• [Supplied data]
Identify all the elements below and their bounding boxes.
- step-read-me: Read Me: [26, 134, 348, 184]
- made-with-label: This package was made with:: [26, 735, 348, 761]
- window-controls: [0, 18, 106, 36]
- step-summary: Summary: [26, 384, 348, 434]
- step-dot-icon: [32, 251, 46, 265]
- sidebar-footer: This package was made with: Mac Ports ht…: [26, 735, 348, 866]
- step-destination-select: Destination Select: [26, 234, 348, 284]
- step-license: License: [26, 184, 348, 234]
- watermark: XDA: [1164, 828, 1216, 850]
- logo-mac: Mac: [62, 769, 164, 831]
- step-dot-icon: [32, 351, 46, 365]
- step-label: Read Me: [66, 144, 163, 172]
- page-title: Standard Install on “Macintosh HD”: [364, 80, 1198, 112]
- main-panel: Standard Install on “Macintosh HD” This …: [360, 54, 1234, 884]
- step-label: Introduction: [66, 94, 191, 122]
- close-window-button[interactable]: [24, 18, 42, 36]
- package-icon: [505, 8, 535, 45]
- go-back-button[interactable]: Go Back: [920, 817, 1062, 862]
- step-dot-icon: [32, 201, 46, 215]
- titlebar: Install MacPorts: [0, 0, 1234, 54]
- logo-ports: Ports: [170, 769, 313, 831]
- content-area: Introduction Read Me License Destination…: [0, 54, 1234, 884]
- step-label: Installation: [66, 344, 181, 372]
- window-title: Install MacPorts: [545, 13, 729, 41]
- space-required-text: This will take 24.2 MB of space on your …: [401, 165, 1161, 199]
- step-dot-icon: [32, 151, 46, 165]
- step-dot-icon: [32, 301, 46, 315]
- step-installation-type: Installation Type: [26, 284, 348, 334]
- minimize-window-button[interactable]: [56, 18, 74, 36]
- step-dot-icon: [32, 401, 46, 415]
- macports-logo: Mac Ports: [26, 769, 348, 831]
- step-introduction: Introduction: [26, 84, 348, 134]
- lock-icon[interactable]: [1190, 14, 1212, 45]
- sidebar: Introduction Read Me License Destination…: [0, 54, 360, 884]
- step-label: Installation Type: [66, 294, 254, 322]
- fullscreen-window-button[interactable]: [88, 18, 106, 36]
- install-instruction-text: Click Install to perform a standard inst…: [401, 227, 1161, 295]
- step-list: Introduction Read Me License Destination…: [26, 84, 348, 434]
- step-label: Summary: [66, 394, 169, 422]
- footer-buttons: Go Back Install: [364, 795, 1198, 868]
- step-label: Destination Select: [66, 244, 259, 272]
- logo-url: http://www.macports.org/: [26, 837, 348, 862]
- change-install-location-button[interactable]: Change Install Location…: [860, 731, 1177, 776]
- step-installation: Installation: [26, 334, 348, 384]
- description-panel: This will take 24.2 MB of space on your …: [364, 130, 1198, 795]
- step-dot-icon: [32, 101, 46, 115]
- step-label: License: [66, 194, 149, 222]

• [Problem to work on] Copy out the records above line for line, with nothing changed.

• [Solution to this task]
Identify all the elements below and their bounding boxes.
- step-read-me: Read Me: [26, 134, 348, 184]
- made-with-label: This package was made with:: [26, 735, 348, 761]
- window-controls: [0, 18, 106, 36]
- step-summary: Summary: [26, 384, 348, 434]
- step-dot-icon: [32, 251, 46, 265]
- sidebar-footer: This package was made with: Mac Ports ht…: [26, 735, 348, 866]
- step-destination-select: Destination Select: [26, 234, 348, 284]
- step-license: License: [26, 184, 348, 234]
- watermark: XDA: [1164, 828, 1216, 850]
- logo-mac: Mac: [62, 769, 164, 831]
- step-dot-icon: [32, 351, 46, 365]
- step-label: Read Me: [66, 144, 163, 172]
- page-title: Standard Install on “Macintosh HD”: [364, 80, 1198, 112]
- main-panel: Standard Install on “Macintosh HD” This …: [360, 54, 1234, 884]
- step-label: Introduction: [66, 94, 191, 122]
- close-window-button[interactable]: [24, 18, 42, 36]
- package-icon: [505, 8, 535, 45]
- go-back-button[interactable]: Go Back: [920, 817, 1062, 862]
- step-dot-icon: [32, 201, 46, 215]
- titlebar: Install MacPorts: [0, 0, 1234, 54]
- logo-ports: Ports: [170, 769, 313, 831]
- content-area: Introduction Read Me License Destination…: [0, 54, 1234, 884]
- step-label: Installation: [66, 344, 181, 372]
- window-title: Install MacPorts: [545, 13, 729, 41]
- space-required-text: This will take 24.2 MB of space on your …: [401, 165, 1161, 199]
- step-dot-icon: [32, 151, 46, 165]
- step-dot-icon: [32, 301, 46, 315]
- step-installation-type: Installation Type: [26, 284, 348, 334]
- minimize-window-button[interactable]: [56, 18, 74, 36]
- step-dot-icon: [32, 401, 46, 415]
- macports-logo: Mac Ports: [26, 769, 348, 831]
- step-introduction: Introduction: [26, 84, 348, 134]
- lock-icon[interactable]: [1190, 14, 1212, 45]
- sidebar: Introduction Read Me License Destination…: [0, 54, 360, 884]
- step-label: Installation Type: [66, 294, 254, 322]
- fullscreen-window-button[interactable]: [88, 18, 106, 36]
- install-instruction-text: Click Install to perform a standard inst…: [401, 227, 1161, 295]
- step-list: Introduction Read Me License Destination…: [26, 84, 348, 434]
- step-label: Summary: [66, 394, 169, 422]
- footer-buttons: Go Back Install: [364, 795, 1198, 868]
- step-label: Destination Select: [66, 244, 259, 272]
- logo-url: http://www.macports.org/: [26, 837, 348, 862]
- change-install-location-button[interactable]: Change Install Location…: [860, 731, 1177, 776]
- step-installation: Installation: [26, 334, 348, 384]
- description-panel: This will take 24.2 MB of space on your …: [364, 130, 1198, 795]
- step-dot-icon: [32, 101, 46, 115]
- step-label: License: [66, 194, 149, 222]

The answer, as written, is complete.